'''

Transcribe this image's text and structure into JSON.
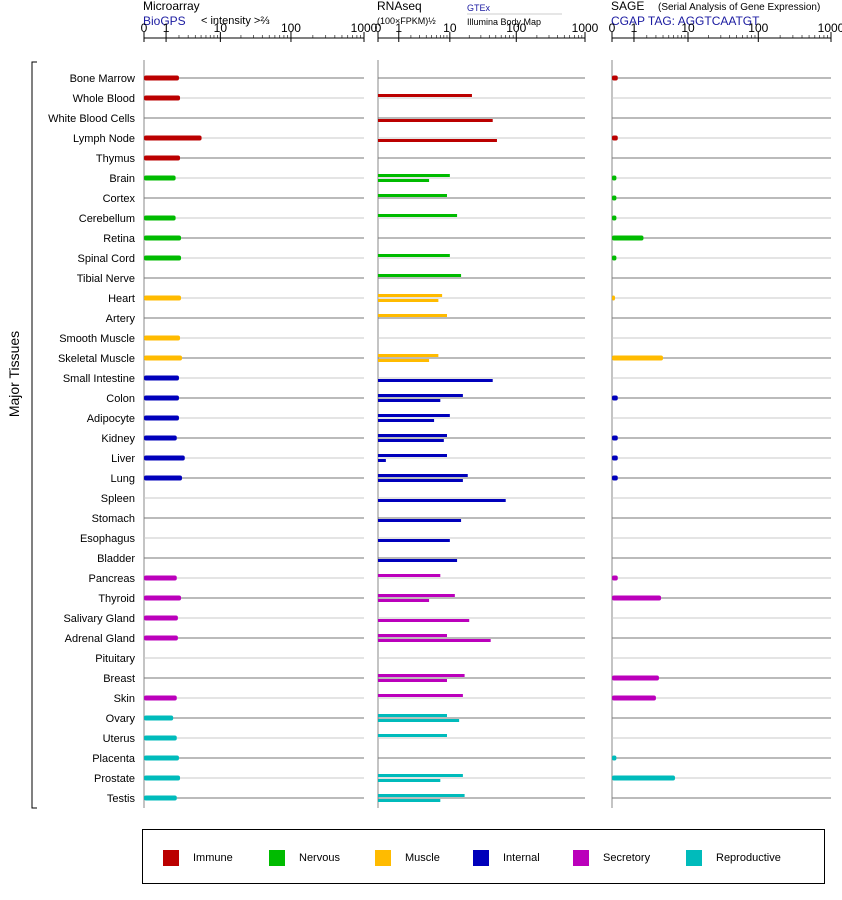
{
  "colors": {
    "Immune": "#bb0000",
    "Nervous": "#00bb00",
    "Muscle": "#ffbb00",
    "Internal": "#0000bb",
    "Secretory": "#bb00bb",
    "Reproductive": "#00bbbb"
  },
  "panels": {
    "microarray": {
      "title": "Microarray",
      "source": "BioGPS",
      "measure": "< intensity >⅔"
    },
    "rnaseq": {
      "title": "RNAseq",
      "measure": "(100×FPKM)½",
      "source1": "GTEx",
      "source2": "Illumina Body Map"
    },
    "sage": {
      "title": "SAGE",
      "subtitle": "(Serial Analysis of Gene Expression)",
      "tag": "CGAP TAG: AGGTCAATGT"
    }
  },
  "ylabel": "Major Tissues",
  "legend": [
    "Immune",
    "Nervous",
    "Muscle",
    "Internal",
    "Secretory",
    "Reproductive"
  ],
  "chart_data": {
    "type": "bar",
    "x_scale": "log1p",
    "x_ticks": [
      "0",
      "1",
      "10",
      "100",
      "1000"
    ],
    "xlim": [
      0,
      1000
    ],
    "categories": [
      "Bone Marrow",
      "Whole Blood",
      "White Blood Cells",
      "Lymph Node",
      "Thymus",
      "Brain",
      "Cortex",
      "Cerebellum",
      "Retina",
      "Spinal Cord",
      "Tibial Nerve",
      "Heart",
      "Artery",
      "Smooth Muscle",
      "Skeletal Muscle",
      "Small Intestine",
      "Colon",
      "Adipocyte",
      "Kidney",
      "Liver",
      "Lung",
      "Spleen",
      "Stomach",
      "Esophagus",
      "Bladder",
      "Pancreas",
      "Thyroid",
      "Salivary Gland",
      "Adrenal Gland",
      "Pituitary",
      "Breast",
      "Skin",
      "Ovary",
      "Uterus",
      "Placenta",
      "Prostate",
      "Testis"
    ],
    "groups": [
      "Immune",
      "Immune",
      "Immune",
      "Immune",
      "Immune",
      "Nervous",
      "Nervous",
      "Nervous",
      "Nervous",
      "Nervous",
      "Nervous",
      "Muscle",
      "Muscle",
      "Muscle",
      "Muscle",
      "Internal",
      "Internal",
      "Internal",
      "Internal",
      "Internal",
      "Internal",
      "Internal",
      "Internal",
      "Internal",
      "Internal",
      "Secretory",
      "Secretory",
      "Secretory",
      "Secretory",
      "Secretory",
      "Secretory",
      "Secretory",
      "Reproductive",
      "Reproductive",
      "Reproductive",
      "Reproductive",
      "Reproductive"
    ],
    "series": [
      {
        "name": "Microarray",
        "values": [
          2.0,
          2.1,
          null,
          5.1,
          2.1,
          1.7,
          null,
          1.7,
          2.2,
          2.2,
          null,
          2.2,
          null,
          2.1,
          2.3,
          2.0,
          2.0,
          2.0,
          1.8,
          2.6,
          2.3,
          null,
          null,
          null,
          null,
          1.8,
          2.2,
          1.9,
          1.9,
          null,
          null,
          1.8,
          1.5,
          1.8,
          2.0,
          2.1,
          1.8
        ]
      },
      {
        "name": "RNAseq GTEx",
        "values": [
          null,
          22,
          null,
          null,
          null,
          10,
          9,
          13,
          null,
          10,
          15,
          7.5,
          9,
          null,
          6.5,
          null,
          16,
          10,
          9,
          9,
          19,
          null,
          null,
          null,
          null,
          7,
          12,
          null,
          9,
          null,
          17,
          16,
          9,
          9,
          null,
          16,
          17
        ]
      },
      {
        "name": "RNAseq Illumina Body Map",
        "values": [
          null,
          null,
          45,
          52,
          null,
          4.5,
          null,
          null,
          null,
          null,
          null,
          6.5,
          null,
          null,
          4.5,
          45,
          7,
          5.5,
          8,
          0.3,
          16,
          70,
          15,
          10,
          13,
          null,
          4.5,
          20,
          42,
          null,
          9,
          null,
          14,
          null,
          null,
          7,
          7
        ]
      },
      {
        "name": "SAGE",
        "values": [
          0.2,
          null,
          null,
          0.2,
          null,
          0.15,
          0.15,
          0.15,
          1.7,
          0.15,
          null,
          0.1,
          null,
          null,
          4.0,
          null,
          0.2,
          null,
          0.2,
          0.2,
          0.2,
          null,
          null,
          null,
          null,
          0.2,
          3.7,
          null,
          null,
          null,
          3.4,
          3.0,
          null,
          null,
          0.15,
          6.3,
          null
        ]
      }
    ]
  }
}
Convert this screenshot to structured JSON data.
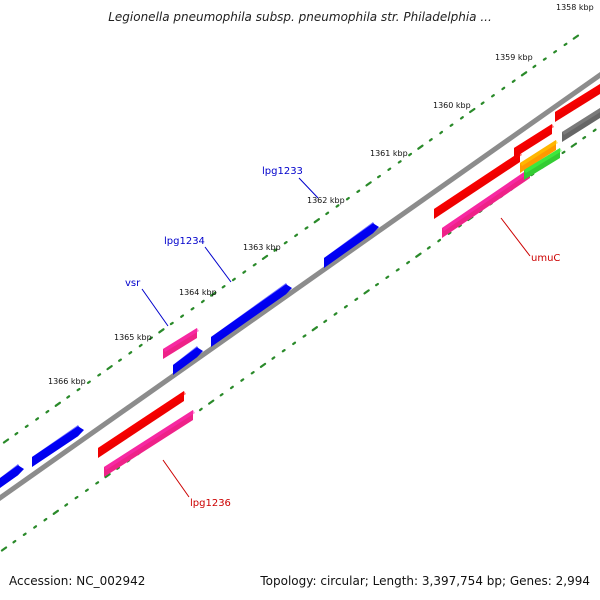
{
  "title": "Legionella pneumophila subsp. pneumophila str. Philadelphia ...",
  "footer": {
    "accession": "Accession: NC_002942",
    "summary": "Topology: circular; Length: 3,397,754 bp; Genes: 2,994"
  },
  "colors": {
    "backbone": "#8c8c8c",
    "tick": "#2a8a2a",
    "blue_gene": "#0000ee",
    "red_gene": "#ee0000",
    "pink_gene": "#ee2288",
    "gray_gene": "#666666",
    "orange_gene": "#ff9900",
    "green_gene": "#33cc33",
    "blue_label": "#0000cc",
    "red_label": "#cc0000"
  },
  "ticks": [
    {
      "label": "1358 kbp"
    },
    {
      "label": "1359 kbp"
    },
    {
      "label": "1360 kbp"
    },
    {
      "label": "1361 kbp"
    },
    {
      "label": "1362 kbp"
    },
    {
      "label": "1363 kbp"
    },
    {
      "label": "1364 kbp"
    },
    {
      "label": "1365 kbp"
    },
    {
      "label": "1366 kbp"
    }
  ],
  "gene_labels": [
    {
      "text": "lpg1233",
      "color": "blue"
    },
    {
      "text": "lpg1234",
      "color": "blue"
    },
    {
      "text": "vsr",
      "color": "blue"
    },
    {
      "text": "umuC",
      "color": "red"
    },
    {
      "text": "lpg1236",
      "color": "red"
    }
  ]
}
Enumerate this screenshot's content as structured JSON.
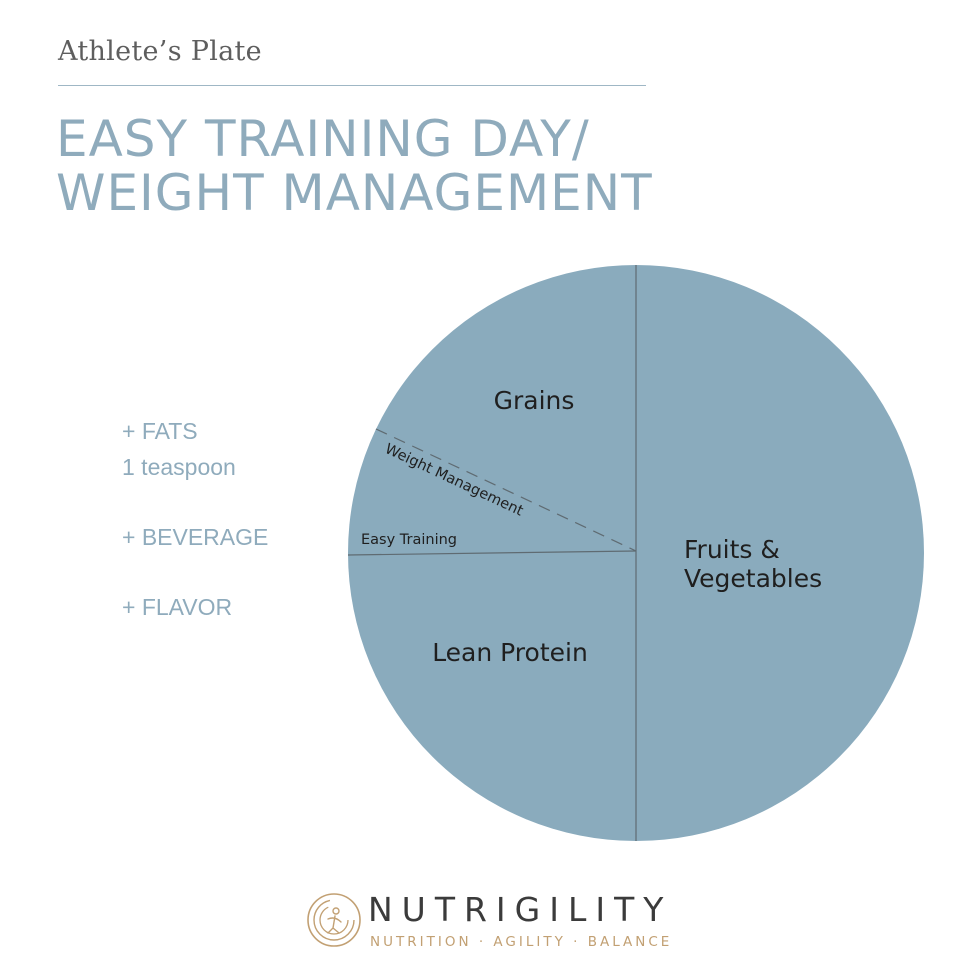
{
  "header": {
    "subtitle": "Athlete’s Plate",
    "title_line1": "EASY TRAINING DAY/",
    "title_line2": "WEIGHT MANAGEMENT"
  },
  "extras": [
    {
      "label": "+ FATS"
    },
    {
      "label": "1 teaspoon"
    },
    {
      "label": "+ BEVERAGE"
    },
    {
      "label": "+ FLAVOR"
    }
  ],
  "plate": {
    "sections": {
      "grains": "Grains",
      "fruits_line1": "Fruits &",
      "fruits_line2": "Vegetables",
      "protein": "Lean Protein"
    },
    "divider_labels": {
      "weight_management": "Weight Management",
      "easy_training": "Easy Training"
    },
    "colors": {
      "fill": "#8aabbd",
      "divider": "#5f6b72"
    }
  },
  "brand": {
    "name": "NUTRIGILITY",
    "tagline": "NUTRITION · AGILITY · BALANCE",
    "name_color": "#3b3b3b",
    "accent_color": "#c2a073"
  }
}
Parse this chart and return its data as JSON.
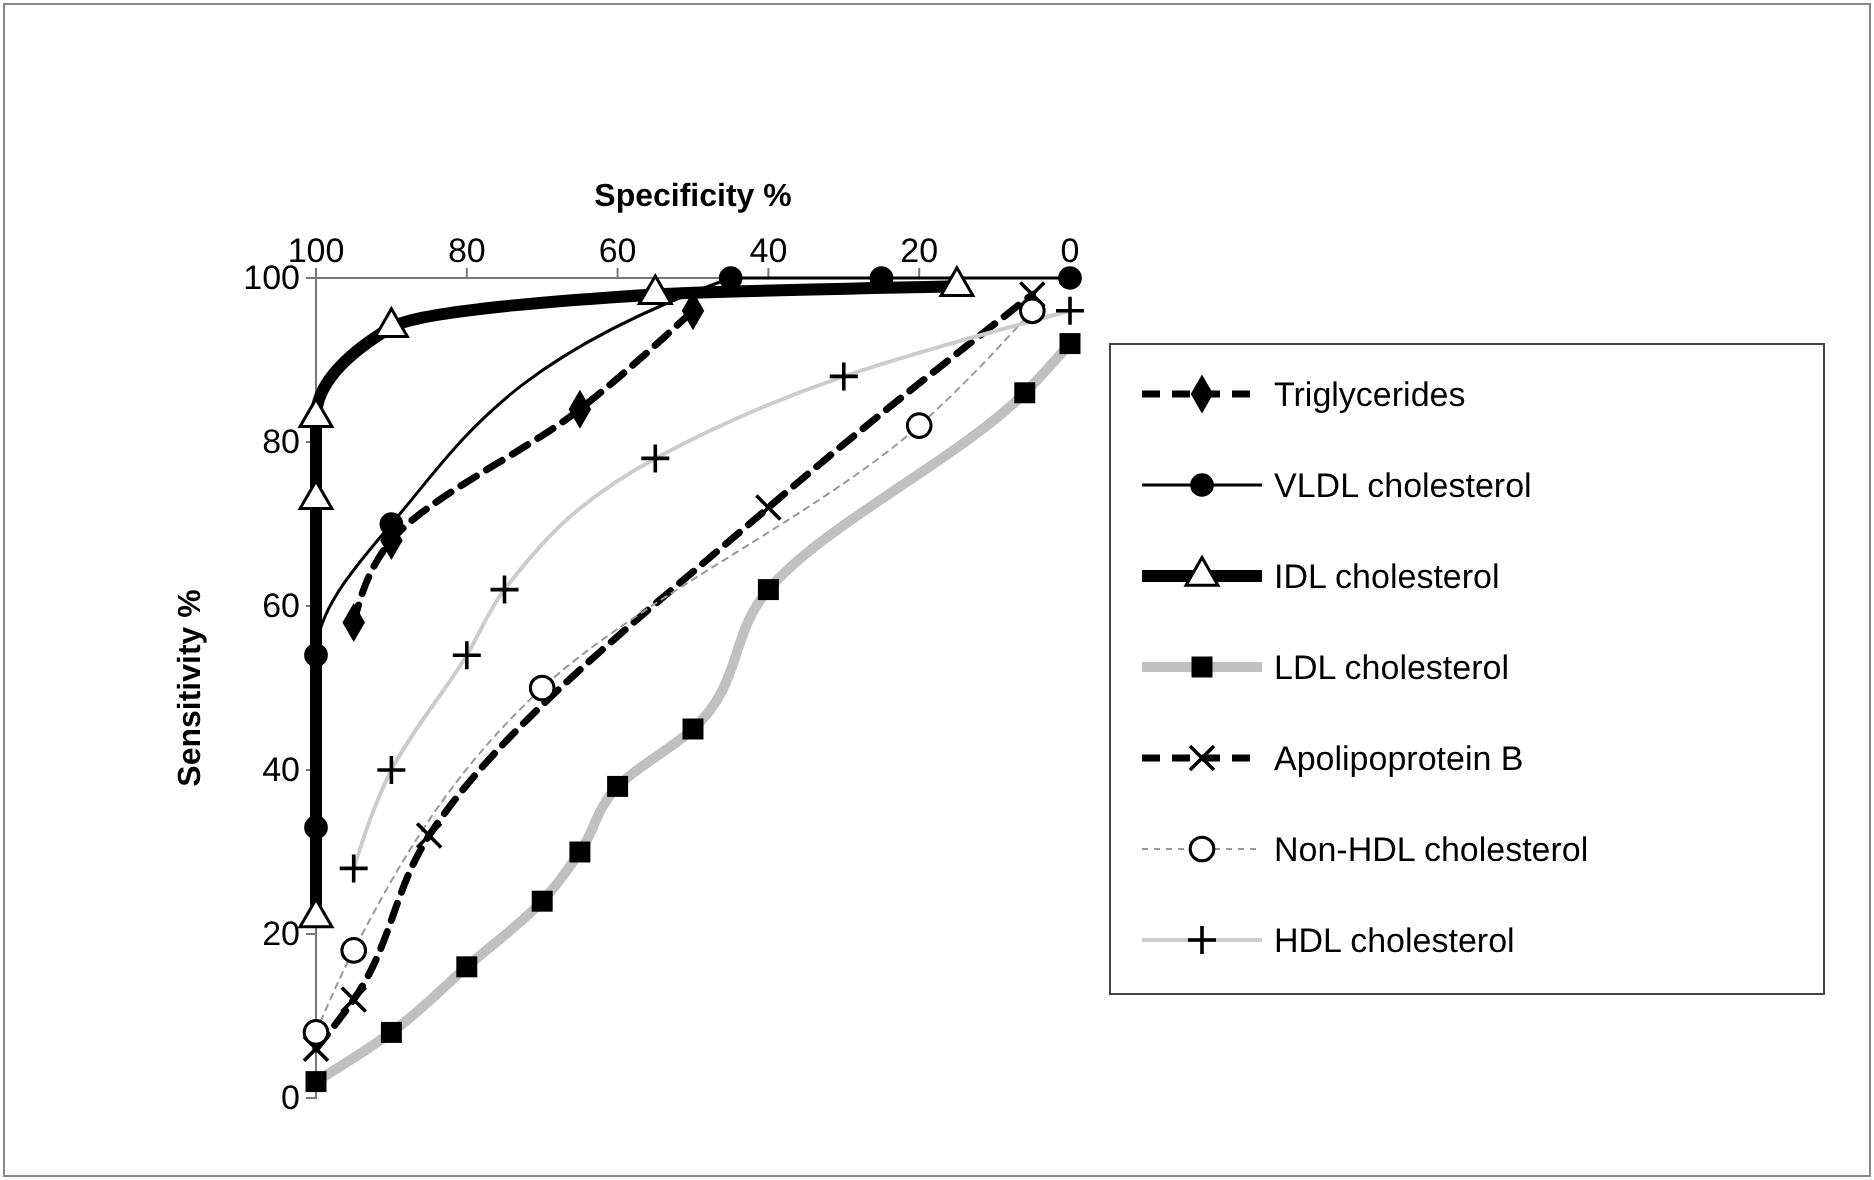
{
  "chart_data": {
    "type": "line",
    "xlabel": "Specificity %",
    "ylabel": "Sensitivity %",
    "xlim": [
      100,
      0
    ],
    "xticks": [
      100,
      80,
      60,
      40,
      20,
      0
    ],
    "ylim": [
      0,
      100
    ],
    "yticks": [
      0,
      20,
      40,
      60,
      80,
      100
    ],
    "grid": false,
    "legend": "right",
    "series": [
      {
        "name": "Triglycerides",
        "color": "#000000",
        "marker": "diamond",
        "line_style": "dashed",
        "x": [
          95,
          90,
          65,
          50
        ],
        "values": [
          58,
          68,
          84,
          96
        ]
      },
      {
        "name": "VLDL cholesterol",
        "color": "#000000",
        "marker": "circle",
        "line_style": "solid",
        "x": [
          100,
          100,
          90,
          45,
          25,
          0
        ],
        "values": [
          33,
          54,
          70,
          100,
          100,
          100
        ]
      },
      {
        "name": "IDL cholesterol",
        "color": "#000000",
        "marker": "triangle",
        "line_style": "solid",
        "x": [
          100,
          100,
          100,
          90,
          55,
          15
        ],
        "values": [
          22,
          73,
          83,
          94,
          98,
          99
        ]
      },
      {
        "name": "LDL cholesterol",
        "color": "#c0c0c0",
        "marker": "square",
        "line_style": "solid",
        "x": [
          100,
          90,
          80,
          70,
          65,
          60,
          50,
          40,
          6,
          0
        ],
        "values": [
          2,
          8,
          16,
          24,
          30,
          38,
          45,
          62,
          86,
          92
        ]
      },
      {
        "name": "Apolipoprotein B",
        "color": "#000000",
        "marker": "cross",
        "line_style": "dashed",
        "x": [
          100,
          95,
          85,
          40,
          5
        ],
        "values": [
          6,
          12,
          32,
          72,
          98
        ]
      },
      {
        "name": "Non-HDL cholesterol",
        "color": "#999999",
        "marker": "circle",
        "line_style": "dotted",
        "x": [
          100,
          95,
          70,
          20,
          5
        ],
        "values": [
          8,
          18,
          50,
          82,
          96
        ]
      },
      {
        "name": "HDL cholesterol",
        "color": "#cccccc",
        "marker": "plus",
        "line_style": "solid",
        "x": [
          95,
          90,
          80,
          75,
          55,
          30,
          0
        ],
        "values": [
          28,
          40,
          54,
          62,
          78,
          88,
          96
        ]
      }
    ]
  }
}
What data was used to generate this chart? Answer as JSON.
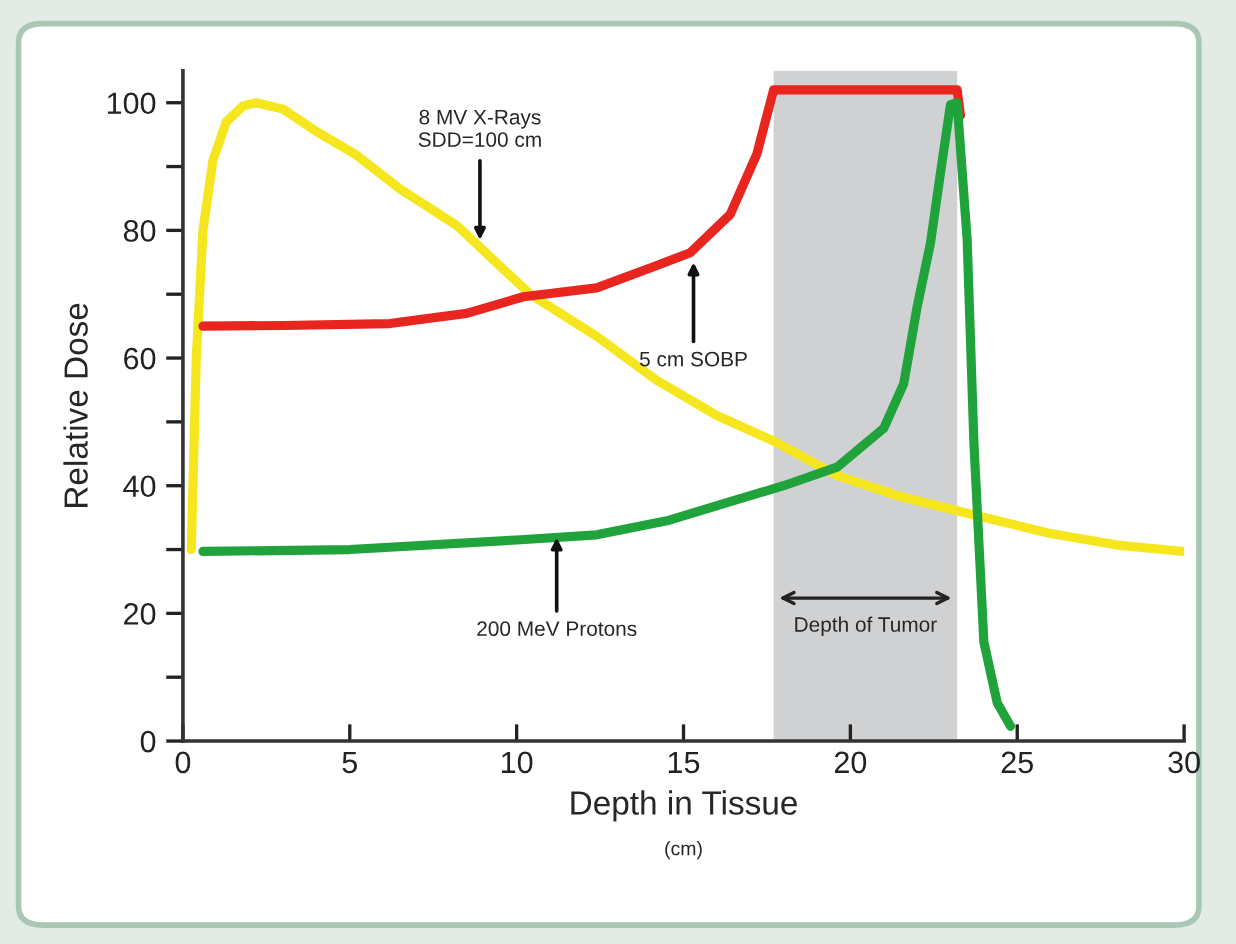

'''

- **WORK ITEM**: The word "text" may appear in lines of the entries. State how many lines hold it, as a number alone.

- **ANSWER TO THIS PROBLEM**: 6